# Exercise goal
Among the lines of this listing, determine how many contain the string "MODELE". Answer with the number only.

# Data shown
● ● ● ●
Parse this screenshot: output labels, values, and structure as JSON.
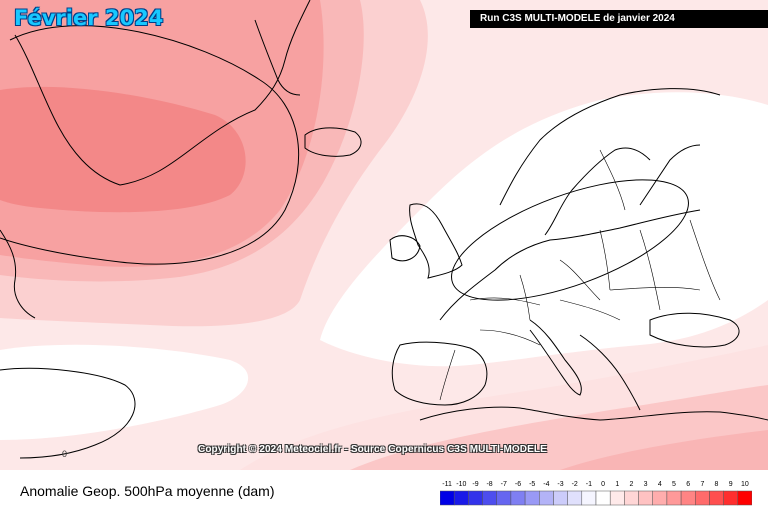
{
  "header": {
    "title": "Février 2024",
    "run_info": "Run C3S MULTI-MODELE de janvier 2024"
  },
  "map": {
    "contour_zero_label": "0",
    "copyright": "Copyright © 2024 Meteociel.fr - Source Copernicus C3S MULTI-MODELE"
  },
  "footer": {
    "parameter": "Anomalie Geop. 500hPa moyenne (dam)"
  },
  "legend": {
    "ticks": [
      "-11",
      "-10",
      "-9",
      "-8",
      "-7",
      "-6",
      "-5",
      "-4",
      "-3",
      "-2",
      "-1",
      "0",
      "1",
      "2",
      "3",
      "4",
      "5",
      "6",
      "7",
      "8",
      "9",
      "10"
    ],
    "colors": [
      "#0000e6",
      "#1a1ae8",
      "#3333ea",
      "#4d4dee",
      "#6666f0",
      "#7f7ff2",
      "#9999f5",
      "#b3b3f7",
      "#ccccfa",
      "#e0e0fc",
      "#f5f5ff",
      "#ffffff",
      "#ffeaea",
      "#ffd6d6",
      "#ffc2c2",
      "#ffadad",
      "#ff9999",
      "#ff8484",
      "#ff6b6b",
      "#ff4f4f",
      "#ff2e2e",
      "#ff0000"
    ]
  }
}
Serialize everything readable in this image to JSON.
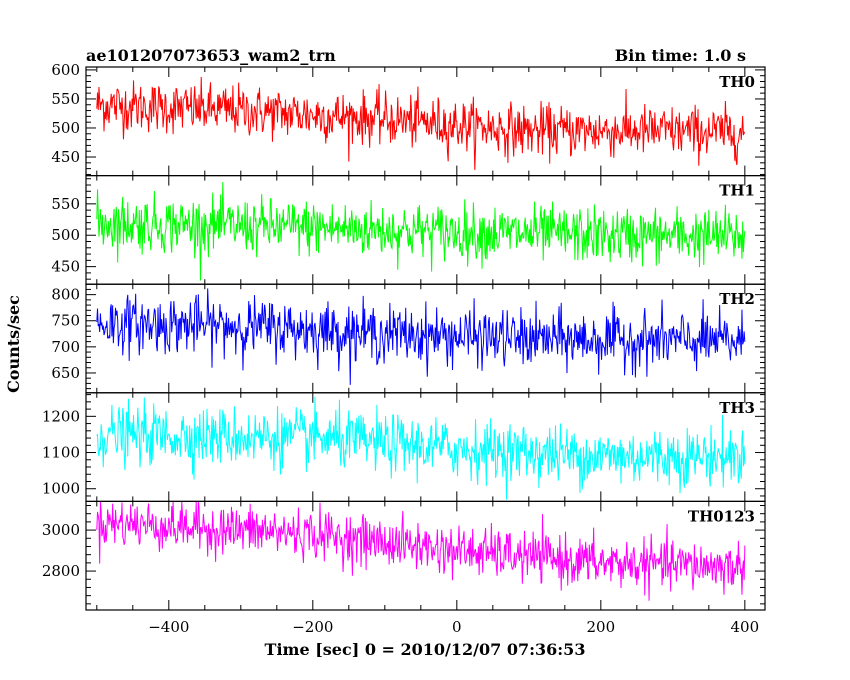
{
  "chart_data": {
    "type": "line",
    "title": "ae101207073653_wam2_trn",
    "title_right": "Bin time: 1.0 s",
    "xlabel": "Time [sec] 0 = 2010/12/07 07:36:53",
    "ylabel": "Counts/sec",
    "xlim": [
      -515,
      428
    ],
    "xticks": [
      -400,
      -200,
      0,
      200,
      400
    ],
    "x_range_data": [
      -500,
      400
    ],
    "grid": false,
    "panels": [
      {
        "name": "TH0",
        "color": "#ff0000",
        "ylim": [
          418,
          605
        ],
        "yticks": [
          450,
          500,
          550,
          600
        ],
        "trend": [
          [
            -500,
            540
          ],
          [
            -300,
            530
          ],
          [
            -100,
            515
          ],
          [
            100,
            495
          ],
          [
            250,
            495
          ],
          [
            400,
            492
          ]
        ],
        "noise_sd": 22
      },
      {
        "name": "TH1",
        "color": "#00ff00",
        "ylim": [
          422,
          595
        ],
        "yticks": [
          450,
          500,
          550
        ],
        "trend": [
          [
            -500,
            520
          ],
          [
            -200,
            512
          ],
          [
            0,
            505
          ],
          [
            200,
            500
          ],
          [
            400,
            498
          ]
        ],
        "noise_sd": 22
      },
      {
        "name": "TH2",
        "color": "#0000ff",
        "ylim": [
          612,
          820
        ],
        "yticks": [
          650,
          700,
          750,
          800
        ],
        "trend": [
          [
            -500,
            745
          ],
          [
            -300,
            740
          ],
          [
            -100,
            725
          ],
          [
            100,
            715
          ],
          [
            400,
            710
          ]
        ],
        "noise_sd": 27
      },
      {
        "name": "TH3",
        "color": "#00ffff",
        "ylim": [
          965,
          1265
        ],
        "yticks": [
          1000,
          1100,
          1200
        ],
        "trend": [
          [
            -500,
            1150
          ],
          [
            -200,
            1140
          ],
          [
            0,
            1110
          ],
          [
            200,
            1090
          ],
          [
            400,
            1090
          ]
        ],
        "noise_sd": 40
      },
      {
        "name": "TH0123",
        "color": "#ff00ff",
        "ylim": [
          2610,
          3140
        ],
        "yticks": [
          2800,
          3000
        ],
        "trend": [
          [
            -500,
            3040
          ],
          [
            -200,
            2980
          ],
          [
            0,
            2900
          ],
          [
            200,
            2840
          ],
          [
            400,
            2820
          ]
        ],
        "noise_sd": 60
      }
    ]
  }
}
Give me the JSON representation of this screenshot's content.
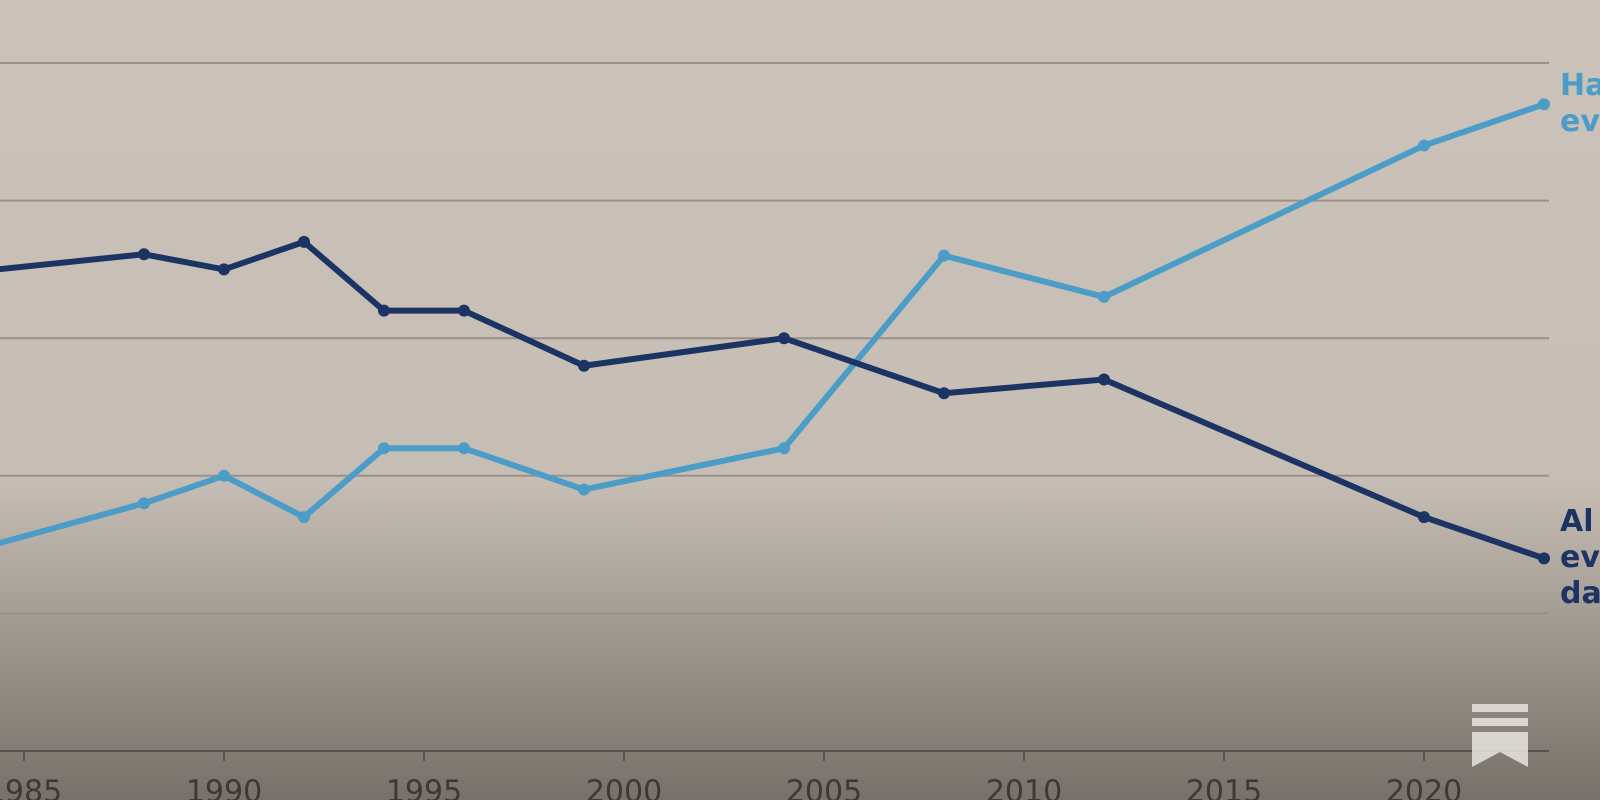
{
  "chart_data": {
    "type": "line",
    "x": [
      1984,
      1988,
      1990,
      1992,
      1994,
      1996,
      1999,
      2004,
      2008,
      2012,
      2020,
      2023
    ],
    "series": [
      {
        "label_lines": [
          "Ha",
          "ev"
        ],
        "color": "#4b9dc8",
        "values": [
          14.8,
          18,
          20,
          17,
          22,
          22,
          19,
          22,
          36,
          33,
          44,
          47
        ]
      },
      {
        "label_lines": [
          "Al",
          "ev",
          "da"
        ],
        "color": "#1c3463",
        "values": [
          34.9,
          36.1,
          35,
          37,
          32,
          32,
          28,
          30,
          26,
          27,
          17,
          14
        ]
      }
    ],
    "xlim": [
      1984.4,
      2024.4
    ],
    "xticks": [
      1985,
      1990,
      1995,
      2000,
      2005,
      2010,
      2015,
      2020
    ],
    "ylim": [
      0,
      50
    ],
    "yticks": [
      0,
      10,
      20,
      30,
      40,
      50
    ],
    "grid": true
  }
}
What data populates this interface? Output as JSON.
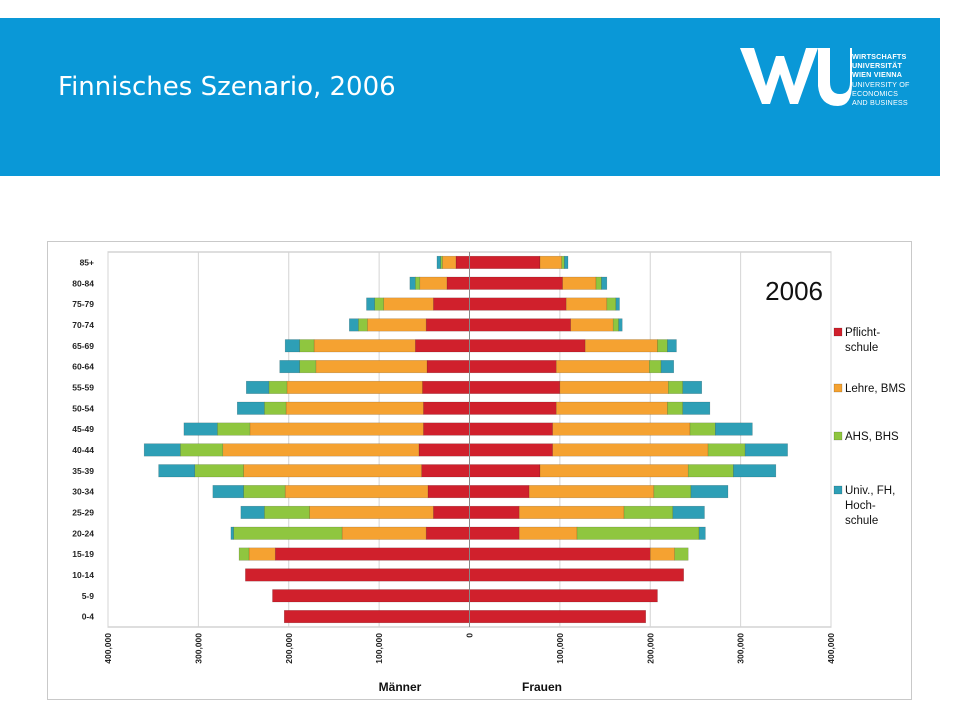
{
  "header": {
    "title": "Finnisches Szenario, 2006",
    "logo": {
      "monogram": "WU",
      "lines": [
        "WIRTSCHAFTS",
        "UNIVERSITÄT",
        "WIEN VIENNA",
        "UNIVERSITY OF",
        "ECONOMICS",
        "AND BUSINESS"
      ]
    }
  },
  "colors": {
    "header_bg": "#0a98d7",
    "pflicht": "#d0202c",
    "lehre": "#f5a231",
    "ahs": "#8fc63f",
    "univ": "#2e9fb6"
  },
  "chart_data": {
    "type": "bar",
    "subtype": "population-pyramid",
    "title": "2006",
    "xlabel_left": "Männer",
    "xlabel_right": "Frauen",
    "xlim": [
      -400000,
      400000
    ],
    "x_tick_values": [
      -400000,
      -300000,
      -200000,
      -100000,
      0,
      100000,
      200000,
      300000,
      400000
    ],
    "x_tick_labels": [
      "400,000",
      "300,000",
      "200,000",
      "100,000",
      "0",
      "100,000",
      "200,000",
      "300,000",
      "400,000"
    ],
    "grid": true,
    "legend_position": "right",
    "categories": [
      "85+",
      "80-84",
      "75-79",
      "70-74",
      "65-69",
      "60-64",
      "55-59",
      "50-54",
      "45-49",
      "40-44",
      "35-39",
      "30-34",
      "25-29",
      "20-24",
      "15-19",
      "10-14",
      "5-9",
      "0-4"
    ],
    "series": [
      {
        "name": "Pflicht-schule",
        "label_lines": [
          "Pflicht-",
          "schule"
        ],
        "men": [
          15000,
          25000,
          40000,
          48000,
          60000,
          47000,
          52000,
          51000,
          51000,
          56000,
          53000,
          46000,
          40000,
          48000,
          215000,
          248000,
          218000,
          205000
        ],
        "women": [
          78000,
          103000,
          107000,
          112000,
          128000,
          96000,
          100000,
          96000,
          92000,
          92000,
          78000,
          66000,
          55000,
          55000,
          200000,
          237000,
          208000,
          195000
        ]
      },
      {
        "name": "Lehre, BMS",
        "label_lines": [
          "Lehre, BMS"
        ],
        "men": [
          15000,
          30000,
          55000,
          65000,
          112000,
          123000,
          150000,
          152000,
          192000,
          217000,
          197000,
          158000,
          137000,
          93000,
          29000,
          0,
          0,
          0
        ],
        "women": [
          24000,
          37000,
          45000,
          47000,
          80000,
          103000,
          120000,
          123000,
          152000,
          172000,
          164000,
          138000,
          116000,
          64000,
          27000,
          0,
          0,
          0
        ]
      },
      {
        "name": "AHS, BHS",
        "label_lines": [
          "AHS, BHS"
        ],
        "men": [
          2000,
          5000,
          10000,
          10000,
          16000,
          18000,
          20000,
          24000,
          36000,
          47000,
          54000,
          46000,
          50000,
          120000,
          11000,
          0,
          0,
          0
        ],
        "women": [
          3000,
          6000,
          10000,
          6000,
          11000,
          13000,
          16000,
          17000,
          28000,
          41000,
          50000,
          41000,
          54000,
          135000,
          15000,
          0,
          0,
          0
        ]
      },
      {
        "name": "Univ., FH, Hoch-schule",
        "label_lines": [
          "Univ., FH,",
          "Hoch-",
          "schule"
        ],
        "men": [
          4000,
          6000,
          9000,
          10000,
          16000,
          22000,
          25000,
          30000,
          37000,
          40000,
          40000,
          34000,
          26000,
          3000,
          0,
          0,
          0,
          0
        ],
        "women": [
          4000,
          6000,
          4000,
          4000,
          10000,
          14000,
          21000,
          30000,
          41000,
          47000,
          47000,
          41000,
          35000,
          7000,
          0,
          0,
          0,
          0
        ]
      }
    ]
  }
}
● ● ● ●
# Right answer
2